* begin *

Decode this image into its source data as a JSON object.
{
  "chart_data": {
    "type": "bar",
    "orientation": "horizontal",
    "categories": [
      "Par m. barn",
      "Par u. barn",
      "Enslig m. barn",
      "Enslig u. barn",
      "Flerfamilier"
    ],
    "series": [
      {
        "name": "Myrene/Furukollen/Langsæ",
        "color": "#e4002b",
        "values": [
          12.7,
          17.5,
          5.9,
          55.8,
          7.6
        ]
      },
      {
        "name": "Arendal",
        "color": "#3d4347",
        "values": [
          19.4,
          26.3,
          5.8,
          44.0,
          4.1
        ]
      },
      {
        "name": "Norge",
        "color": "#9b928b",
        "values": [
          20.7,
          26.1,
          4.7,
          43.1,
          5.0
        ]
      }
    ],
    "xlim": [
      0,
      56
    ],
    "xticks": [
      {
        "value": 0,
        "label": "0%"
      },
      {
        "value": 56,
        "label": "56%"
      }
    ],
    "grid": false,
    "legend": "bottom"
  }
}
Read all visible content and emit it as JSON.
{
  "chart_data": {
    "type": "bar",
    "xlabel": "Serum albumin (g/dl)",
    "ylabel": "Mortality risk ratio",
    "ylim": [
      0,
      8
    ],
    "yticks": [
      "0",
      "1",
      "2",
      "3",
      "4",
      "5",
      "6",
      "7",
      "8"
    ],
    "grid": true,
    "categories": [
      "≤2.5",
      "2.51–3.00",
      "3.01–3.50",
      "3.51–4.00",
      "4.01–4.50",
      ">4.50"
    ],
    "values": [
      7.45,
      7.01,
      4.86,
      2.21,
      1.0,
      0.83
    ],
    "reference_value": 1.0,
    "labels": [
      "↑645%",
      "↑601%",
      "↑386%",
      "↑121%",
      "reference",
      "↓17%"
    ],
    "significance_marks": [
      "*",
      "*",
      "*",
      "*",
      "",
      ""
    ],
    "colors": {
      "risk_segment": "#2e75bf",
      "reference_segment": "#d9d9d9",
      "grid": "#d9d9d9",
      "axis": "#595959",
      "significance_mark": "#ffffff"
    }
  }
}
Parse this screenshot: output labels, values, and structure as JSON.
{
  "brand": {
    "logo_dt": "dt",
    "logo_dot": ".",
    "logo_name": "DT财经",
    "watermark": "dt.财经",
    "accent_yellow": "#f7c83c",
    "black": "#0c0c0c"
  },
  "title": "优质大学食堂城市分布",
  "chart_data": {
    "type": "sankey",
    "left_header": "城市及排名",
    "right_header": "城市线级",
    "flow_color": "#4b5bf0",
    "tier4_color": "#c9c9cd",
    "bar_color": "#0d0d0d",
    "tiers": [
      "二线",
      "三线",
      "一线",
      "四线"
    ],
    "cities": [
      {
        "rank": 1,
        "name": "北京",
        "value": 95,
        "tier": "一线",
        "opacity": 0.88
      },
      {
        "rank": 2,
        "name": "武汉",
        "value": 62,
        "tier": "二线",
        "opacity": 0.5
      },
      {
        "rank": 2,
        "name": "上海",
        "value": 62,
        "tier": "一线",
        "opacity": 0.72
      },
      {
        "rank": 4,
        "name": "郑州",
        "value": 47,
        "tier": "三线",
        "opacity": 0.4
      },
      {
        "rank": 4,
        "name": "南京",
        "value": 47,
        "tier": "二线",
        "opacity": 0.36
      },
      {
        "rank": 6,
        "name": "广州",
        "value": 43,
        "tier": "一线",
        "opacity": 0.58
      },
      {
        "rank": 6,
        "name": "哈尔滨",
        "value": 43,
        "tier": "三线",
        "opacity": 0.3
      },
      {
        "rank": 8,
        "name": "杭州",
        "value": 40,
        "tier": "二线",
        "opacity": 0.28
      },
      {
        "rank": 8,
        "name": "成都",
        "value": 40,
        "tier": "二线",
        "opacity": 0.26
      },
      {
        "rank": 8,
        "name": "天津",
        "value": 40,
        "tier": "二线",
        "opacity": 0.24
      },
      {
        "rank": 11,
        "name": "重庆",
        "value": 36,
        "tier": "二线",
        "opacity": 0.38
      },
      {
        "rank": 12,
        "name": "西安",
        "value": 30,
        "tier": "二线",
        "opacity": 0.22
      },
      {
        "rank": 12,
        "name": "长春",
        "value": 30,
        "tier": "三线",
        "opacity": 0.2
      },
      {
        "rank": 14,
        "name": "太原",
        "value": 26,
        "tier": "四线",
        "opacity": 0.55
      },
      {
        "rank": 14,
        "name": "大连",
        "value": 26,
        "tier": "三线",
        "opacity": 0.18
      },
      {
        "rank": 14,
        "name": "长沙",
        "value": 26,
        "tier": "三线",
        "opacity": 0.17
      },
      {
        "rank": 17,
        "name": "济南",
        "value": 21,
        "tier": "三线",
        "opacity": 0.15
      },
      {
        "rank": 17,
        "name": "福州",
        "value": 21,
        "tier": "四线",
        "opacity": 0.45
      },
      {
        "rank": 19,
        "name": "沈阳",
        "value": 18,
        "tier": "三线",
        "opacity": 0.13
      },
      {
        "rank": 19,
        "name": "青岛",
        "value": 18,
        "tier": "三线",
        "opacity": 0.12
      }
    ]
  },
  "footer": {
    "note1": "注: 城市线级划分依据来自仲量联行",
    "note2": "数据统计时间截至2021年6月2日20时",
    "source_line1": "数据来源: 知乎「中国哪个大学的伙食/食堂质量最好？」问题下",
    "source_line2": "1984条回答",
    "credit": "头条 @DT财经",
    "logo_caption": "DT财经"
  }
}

* end *

*Exercise:*
A line counts if it holds the word "labels". How many lines of the entries count? Give the number only.

*Result of the exercise:*
2